(Dataset listings of figures)

-------

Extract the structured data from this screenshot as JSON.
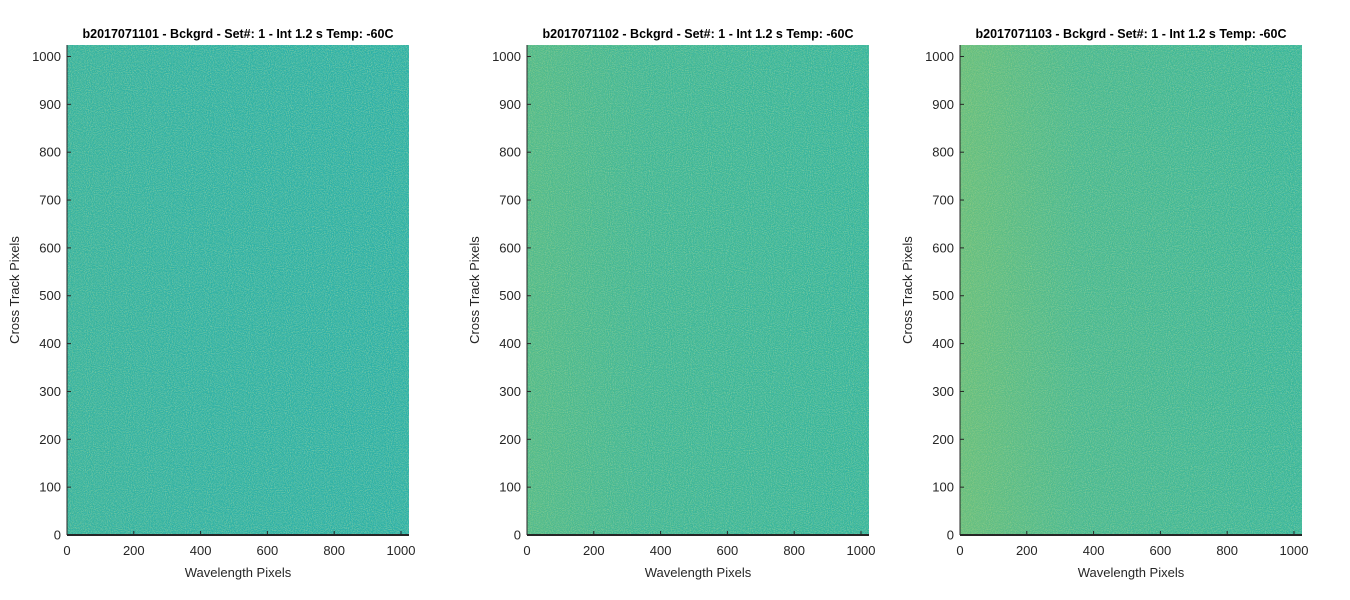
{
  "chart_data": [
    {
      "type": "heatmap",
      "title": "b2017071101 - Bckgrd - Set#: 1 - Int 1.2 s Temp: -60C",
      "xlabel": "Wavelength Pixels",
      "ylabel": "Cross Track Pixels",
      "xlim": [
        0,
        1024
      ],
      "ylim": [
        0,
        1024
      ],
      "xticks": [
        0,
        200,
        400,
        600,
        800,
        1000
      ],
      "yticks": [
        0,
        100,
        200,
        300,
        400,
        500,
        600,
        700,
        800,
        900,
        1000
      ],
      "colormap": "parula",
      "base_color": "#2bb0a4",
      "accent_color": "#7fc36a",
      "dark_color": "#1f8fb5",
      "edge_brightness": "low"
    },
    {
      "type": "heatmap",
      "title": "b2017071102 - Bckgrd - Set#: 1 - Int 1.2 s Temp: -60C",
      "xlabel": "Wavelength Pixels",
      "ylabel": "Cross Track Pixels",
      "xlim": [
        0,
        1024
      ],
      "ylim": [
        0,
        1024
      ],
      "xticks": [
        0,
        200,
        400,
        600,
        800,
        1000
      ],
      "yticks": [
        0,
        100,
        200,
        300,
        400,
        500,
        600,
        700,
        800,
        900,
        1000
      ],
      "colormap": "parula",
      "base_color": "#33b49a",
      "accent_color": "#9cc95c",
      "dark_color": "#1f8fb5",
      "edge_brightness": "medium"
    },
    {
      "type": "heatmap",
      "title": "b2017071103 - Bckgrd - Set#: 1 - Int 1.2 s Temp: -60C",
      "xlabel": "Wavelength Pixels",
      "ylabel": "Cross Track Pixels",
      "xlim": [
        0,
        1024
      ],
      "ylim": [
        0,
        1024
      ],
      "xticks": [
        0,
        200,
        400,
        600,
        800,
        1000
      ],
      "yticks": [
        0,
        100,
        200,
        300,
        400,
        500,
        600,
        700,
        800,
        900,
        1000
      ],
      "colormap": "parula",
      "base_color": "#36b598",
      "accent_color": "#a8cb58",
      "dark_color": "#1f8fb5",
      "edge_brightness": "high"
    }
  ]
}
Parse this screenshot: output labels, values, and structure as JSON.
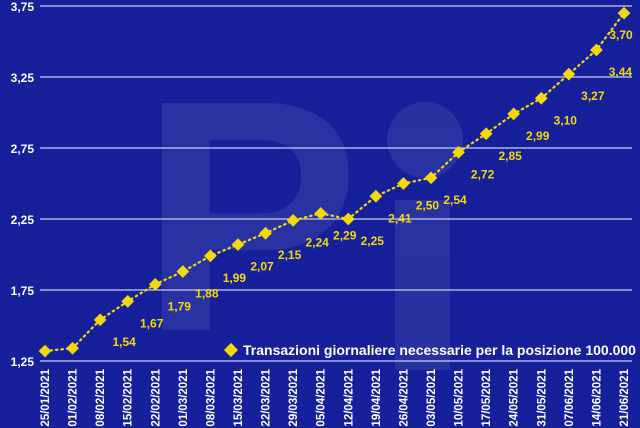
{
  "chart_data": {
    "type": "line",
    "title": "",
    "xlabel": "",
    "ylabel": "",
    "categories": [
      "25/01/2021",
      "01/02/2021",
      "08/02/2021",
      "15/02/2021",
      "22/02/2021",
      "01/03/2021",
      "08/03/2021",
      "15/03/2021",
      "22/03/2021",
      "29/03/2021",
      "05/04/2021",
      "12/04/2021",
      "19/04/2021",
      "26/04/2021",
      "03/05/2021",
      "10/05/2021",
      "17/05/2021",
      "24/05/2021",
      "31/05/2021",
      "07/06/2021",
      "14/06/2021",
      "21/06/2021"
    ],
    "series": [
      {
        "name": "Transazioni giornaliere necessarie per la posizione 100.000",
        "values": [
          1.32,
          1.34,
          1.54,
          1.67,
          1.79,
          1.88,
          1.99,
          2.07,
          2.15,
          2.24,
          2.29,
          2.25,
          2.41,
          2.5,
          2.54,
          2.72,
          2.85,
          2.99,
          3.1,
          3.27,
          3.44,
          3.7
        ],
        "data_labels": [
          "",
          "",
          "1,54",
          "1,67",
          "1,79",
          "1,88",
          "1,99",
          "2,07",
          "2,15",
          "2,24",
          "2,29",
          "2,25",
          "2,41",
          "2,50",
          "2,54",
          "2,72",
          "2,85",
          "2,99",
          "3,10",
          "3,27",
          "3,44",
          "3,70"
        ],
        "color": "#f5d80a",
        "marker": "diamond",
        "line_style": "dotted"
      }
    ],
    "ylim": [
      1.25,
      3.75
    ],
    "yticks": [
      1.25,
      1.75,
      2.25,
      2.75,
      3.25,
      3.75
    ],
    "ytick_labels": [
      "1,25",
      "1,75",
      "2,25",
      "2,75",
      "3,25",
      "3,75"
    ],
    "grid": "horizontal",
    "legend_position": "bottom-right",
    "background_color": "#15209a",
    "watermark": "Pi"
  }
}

-------

> [Brief]: Without the pictures, print the records in full, exactly as they appear.

> [Output for this exercise]:
Extract the structured data from this screenshot as JSON.
{
  "chart_data": [
    {
      "type": "heatmap",
      "title": "b2017071101 - Bckgrd - Set#: 1 - Int 1.2 s Temp: -60C",
      "xlabel": "Wavelength Pixels",
      "ylabel": "Cross Track Pixels",
      "xlim": [
        0,
        1024
      ],
      "ylim": [
        0,
        1024
      ],
      "xticks": [
        0,
        200,
        400,
        600,
        800,
        1000
      ],
      "yticks": [
        0,
        100,
        200,
        300,
        400,
        500,
        600,
        700,
        800,
        900,
        1000
      ],
      "colormap": "parula",
      "base_color": "#2bb0a4",
      "accent_color": "#7fc36a",
      "dark_color": "#1f8fb5",
      "edge_brightness": "low"
    },
    {
      "type": "heatmap",
      "title": "b2017071102 - Bckgrd - Set#: 1 - Int 1.2 s Temp: -60C",
      "xlabel": "Wavelength Pixels",
      "ylabel": "Cross Track Pixels",
      "xlim": [
        0,
        1024
      ],
      "ylim": [
        0,
        1024
      ],
      "xticks": [
        0,
        200,
        400,
        600,
        800,
        1000
      ],
      "yticks": [
        0,
        100,
        200,
        300,
        400,
        500,
        600,
        700,
        800,
        900,
        1000
      ],
      "colormap": "parula",
      "base_color": "#33b49a",
      "accent_color": "#9cc95c",
      "dark_color": "#1f8fb5",
      "edge_brightness": "medium"
    },
    {
      "type": "heatmap",
      "title": "b2017071103 - Bckgrd - Set#: 1 - Int 1.2 s Temp: -60C",
      "xlabel": "Wavelength Pixels",
      "ylabel": "Cross Track Pixels",
      "xlim": [
        0,
        1024
      ],
      "ylim": [
        0,
        1024
      ],
      "xticks": [
        0,
        200,
        400,
        600,
        800,
        1000
      ],
      "yticks": [
        0,
        100,
        200,
        300,
        400,
        500,
        600,
        700,
        800,
        900,
        1000
      ],
      "colormap": "parula",
      "base_color": "#36b598",
      "accent_color": "#a8cb58",
      "dark_color": "#1f8fb5",
      "edge_brightness": "high"
    }
  ]
}
Parse this screenshot: output labels, values, and structure as JSON.
{
  "chart_data": {
    "type": "line",
    "title": "",
    "xlabel": "",
    "ylabel": "",
    "categories": [
      "25/01/2021",
      "01/02/2021",
      "08/02/2021",
      "15/02/2021",
      "22/02/2021",
      "01/03/2021",
      "08/03/2021",
      "15/03/2021",
      "22/03/2021",
      "29/03/2021",
      "05/04/2021",
      "12/04/2021",
      "19/04/2021",
      "26/04/2021",
      "03/05/2021",
      "10/05/2021",
      "17/05/2021",
      "24/05/2021",
      "31/05/2021",
      "07/06/2021",
      "14/06/2021",
      "21/06/2021"
    ],
    "series": [
      {
        "name": "Transazioni giornaliere necessarie per la posizione 100.000",
        "values": [
          1.32,
          1.34,
          1.54,
          1.67,
          1.79,
          1.88,
          1.99,
          2.07,
          2.15,
          2.24,
          2.29,
          2.25,
          2.41,
          2.5,
          2.54,
          2.72,
          2.85,
          2.99,
          3.1,
          3.27,
          3.44,
          3.7
        ],
        "data_labels": [
          "",
          "",
          "1,54",
          "1,67",
          "1,79",
          "1,88",
          "1,99",
          "2,07",
          "2,15",
          "2,24",
          "2,29",
          "2,25",
          "2,41",
          "2,50",
          "2,54",
          "2,72",
          "2,85",
          "2,99",
          "3,10",
          "3,27",
          "3,44",
          "3,70"
        ],
        "color": "#f5d80a",
        "marker": "diamond",
        "line_style": "dotted"
      }
    ],
    "ylim": [
      1.25,
      3.75
    ],
    "yticks": [
      1.25,
      1.75,
      2.25,
      2.75,
      3.25,
      3.75
    ],
    "ytick_labels": [
      "1,25",
      "1,75",
      "2,25",
      "2,75",
      "3,25",
      "3,75"
    ],
    "grid": "horizontal",
    "legend_position": "bottom-right",
    "background_color": "#15209a",
    "watermark": "Pi"
  }
}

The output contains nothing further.